— START OF Records supplied —
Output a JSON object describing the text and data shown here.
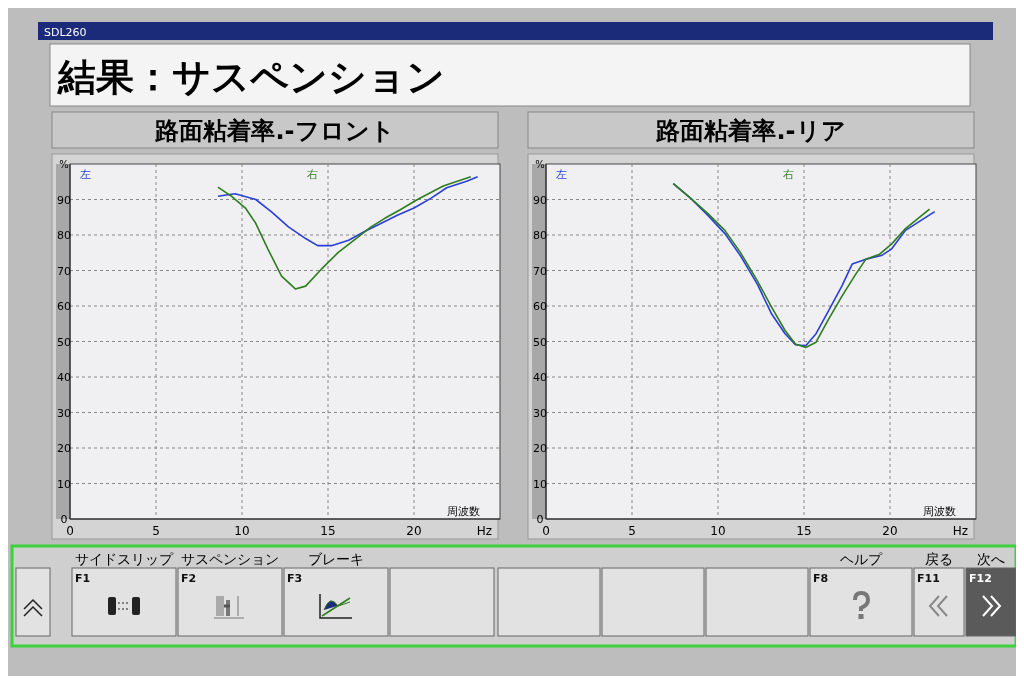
{
  "chart_data": [
    {
      "type": "other",
      "title": "結果：サスペンション",
      "annotations": [
        "SDL260"
      ]
    },
    {
      "type": "line",
      "title": "路面粘着率.-フロント",
      "ylabel": "%",
      "xlabel": "Hz",
      "annotations": [
        "周波数"
      ],
      "xlim": [
        0,
        25
      ],
      "xticks": [
        0,
        5,
        10,
        15,
        20
      ],
      "ylim": [
        0,
        100
      ],
      "yticks": [
        0,
        10,
        20,
        30,
        40,
        50,
        60,
        70,
        80,
        90
      ],
      "grid": true,
      "legend": "top",
      "series": [
        {
          "name": "左",
          "color": "#2a3fd6",
          "x": [
            8.6,
            9.6,
            10.8,
            11.7,
            12.7,
            13.7,
            14.4,
            15.2,
            16.2,
            17.1,
            18.1,
            19,
            20,
            21,
            21.9,
            23.1,
            23.7
          ],
          "values": [
            90.9,
            91.6,
            90,
            86.6,
            82.3,
            79,
            77,
            77,
            78.5,
            80.9,
            83.3,
            85.5,
            87.6,
            90.4,
            93.3,
            95.2,
            96.4
          ]
        },
        {
          "name": "右",
          "color": "#2e7d1e",
          "x": [
            8.6,
            9.4,
            10.2,
            10.8,
            11.5,
            12.3,
            13.1,
            13.7,
            14.6,
            15.6,
            16.5,
            17.5,
            18.3,
            19.2,
            20.2,
            21.7,
            23.3
          ],
          "values": [
            93.5,
            90.9,
            87.6,
            83.3,
            76.1,
            68.4,
            64.8,
            65.6,
            70.3,
            75.1,
            78.5,
            82.3,
            84.7,
            87.1,
            90,
            93.8,
            96.4
          ]
        }
      ]
    },
    {
      "type": "line",
      "title": "路面粘着率.-リア",
      "ylabel": "%",
      "xlabel": "Hz",
      "annotations": [
        "周波数"
      ],
      "xlim": [
        0,
        25
      ],
      "xticks": [
        0,
        5,
        10,
        15,
        20
      ],
      "ylim": [
        0,
        100
      ],
      "yticks": [
        0,
        10,
        20,
        30,
        40,
        50,
        60,
        70,
        80,
        90
      ],
      "grid": true,
      "legend": "top",
      "series": [
        {
          "name": "左",
          "color": "#2a3fd6",
          "x": [
            7.4,
            8.4,
            9.4,
            10.4,
            11.3,
            12.3,
            13.1,
            13.9,
            14.5,
            15.1,
            15.7,
            16.4,
            17.2,
            17.8,
            18.6,
            19.5,
            20.1,
            20.9,
            22.6
          ],
          "values": [
            94.5,
            90.4,
            85.6,
            80.4,
            74.2,
            66,
            57.9,
            52.2,
            49.1,
            48.8,
            52.2,
            58.4,
            65.6,
            71.8,
            73.2,
            74.2,
            76.1,
            81.3,
            86.6
          ]
        },
        {
          "name": "右",
          "color": "#2e7d1e",
          "x": [
            7.4,
            8.4,
            9.4,
            10.4,
            11.3,
            12.3,
            13.1,
            13.9,
            14.5,
            15.1,
            15.7,
            16.4,
            17.2,
            18,
            18.6,
            19.4,
            20.1,
            20.9,
            22.3
          ],
          "values": [
            94.5,
            90.4,
            86.1,
            81.3,
            75.1,
            67,
            59.8,
            53.1,
            49.3,
            48.3,
            49.8,
            56,
            62.7,
            68.9,
            73.2,
            74.6,
            77.5,
            81.8,
            87.3
          ]
        }
      ]
    },
    {
      "type": "other",
      "annotations": [
        "F1",
        "サイドスリップ",
        "F2",
        "サスペンション",
        "F3",
        "ブレーキ",
        "F8",
        "ヘルプ",
        "F11",
        "戻る",
        "F12",
        "次へ"
      ]
    }
  ]
}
— END OF Records supplied —
### [Stated problem]
Reproduce the material above verbatim; omit every picture.

### [Output for this exercise]
Output a JSON object describing the text and data shown here.
{
  "chart_data": [
    {
      "type": "other",
      "title": "結果：サスペンション",
      "annotations": [
        "SDL260"
      ]
    },
    {
      "type": "line",
      "title": "路面粘着率.-フロント",
      "ylabel": "%",
      "xlabel": "Hz",
      "annotations": [
        "周波数"
      ],
      "xlim": [
        0,
        25
      ],
      "xticks": [
        0,
        5,
        10,
        15,
        20
      ],
      "ylim": [
        0,
        100
      ],
      "yticks": [
        0,
        10,
        20,
        30,
        40,
        50,
        60,
        70,
        80,
        90
      ],
      "grid": true,
      "legend": "top",
      "series": [
        {
          "name": "左",
          "color": "#2a3fd6",
          "x": [
            8.6,
            9.6,
            10.8,
            11.7,
            12.7,
            13.7,
            14.4,
            15.2,
            16.2,
            17.1,
            18.1,
            19,
            20,
            21,
            21.9,
            23.1,
            23.7
          ],
          "values": [
            90.9,
            91.6,
            90,
            86.6,
            82.3,
            79,
            77,
            77,
            78.5,
            80.9,
            83.3,
            85.5,
            87.6,
            90.4,
            93.3,
            95.2,
            96.4
          ]
        },
        {
          "name": "右",
          "color": "#2e7d1e",
          "x": [
            8.6,
            9.4,
            10.2,
            10.8,
            11.5,
            12.3,
            13.1,
            13.7,
            14.6,
            15.6,
            16.5,
            17.5,
            18.3,
            19.2,
            20.2,
            21.7,
            23.3
          ],
          "values": [
            93.5,
            90.9,
            87.6,
            83.3,
            76.1,
            68.4,
            64.8,
            65.6,
            70.3,
            75.1,
            78.5,
            82.3,
            84.7,
            87.1,
            90,
            93.8,
            96.4
          ]
        }
      ]
    },
    {
      "type": "line",
      "title": "路面粘着率.-リア",
      "ylabel": "%",
      "xlabel": "Hz",
      "annotations": [
        "周波数"
      ],
      "xlim": [
        0,
        25
      ],
      "xticks": [
        0,
        5,
        10,
        15,
        20
      ],
      "ylim": [
        0,
        100
      ],
      "yticks": [
        0,
        10,
        20,
        30,
        40,
        50,
        60,
        70,
        80,
        90
      ],
      "grid": true,
      "legend": "top",
      "series": [
        {
          "name": "左",
          "color": "#2a3fd6",
          "x": [
            7.4,
            8.4,
            9.4,
            10.4,
            11.3,
            12.3,
            13.1,
            13.9,
            14.5,
            15.1,
            15.7,
            16.4,
            17.2,
            17.8,
            18.6,
            19.5,
            20.1,
            20.9,
            22.6
          ],
          "values": [
            94.5,
            90.4,
            85.6,
            80.4,
            74.2,
            66,
            57.9,
            52.2,
            49.1,
            48.8,
            52.2,
            58.4,
            65.6,
            71.8,
            73.2,
            74.2,
            76.1,
            81.3,
            86.6
          ]
        },
        {
          "name": "右",
          "color": "#2e7d1e",
          "x": [
            7.4,
            8.4,
            9.4,
            10.4,
            11.3,
            12.3,
            13.1,
            13.9,
            14.5,
            15.1,
            15.7,
            16.4,
            17.2,
            18,
            18.6,
            19.4,
            20.1,
            20.9,
            22.3
          ],
          "values": [
            94.5,
            90.4,
            86.1,
            81.3,
            75.1,
            67,
            59.8,
            53.1,
            49.3,
            48.3,
            49.8,
            56,
            62.7,
            68.9,
            73.2,
            74.6,
            77.5,
            81.8,
            87.3
          ]
        }
      ]
    },
    {
      "type": "other",
      "annotations": [
        "F1",
        "サイドスリップ",
        "F2",
        "サスペンション",
        "F3",
        "ブレーキ",
        "F8",
        "ヘルプ",
        "F11",
        "戻る",
        "F12",
        "次へ"
      ]
    }
  ]
}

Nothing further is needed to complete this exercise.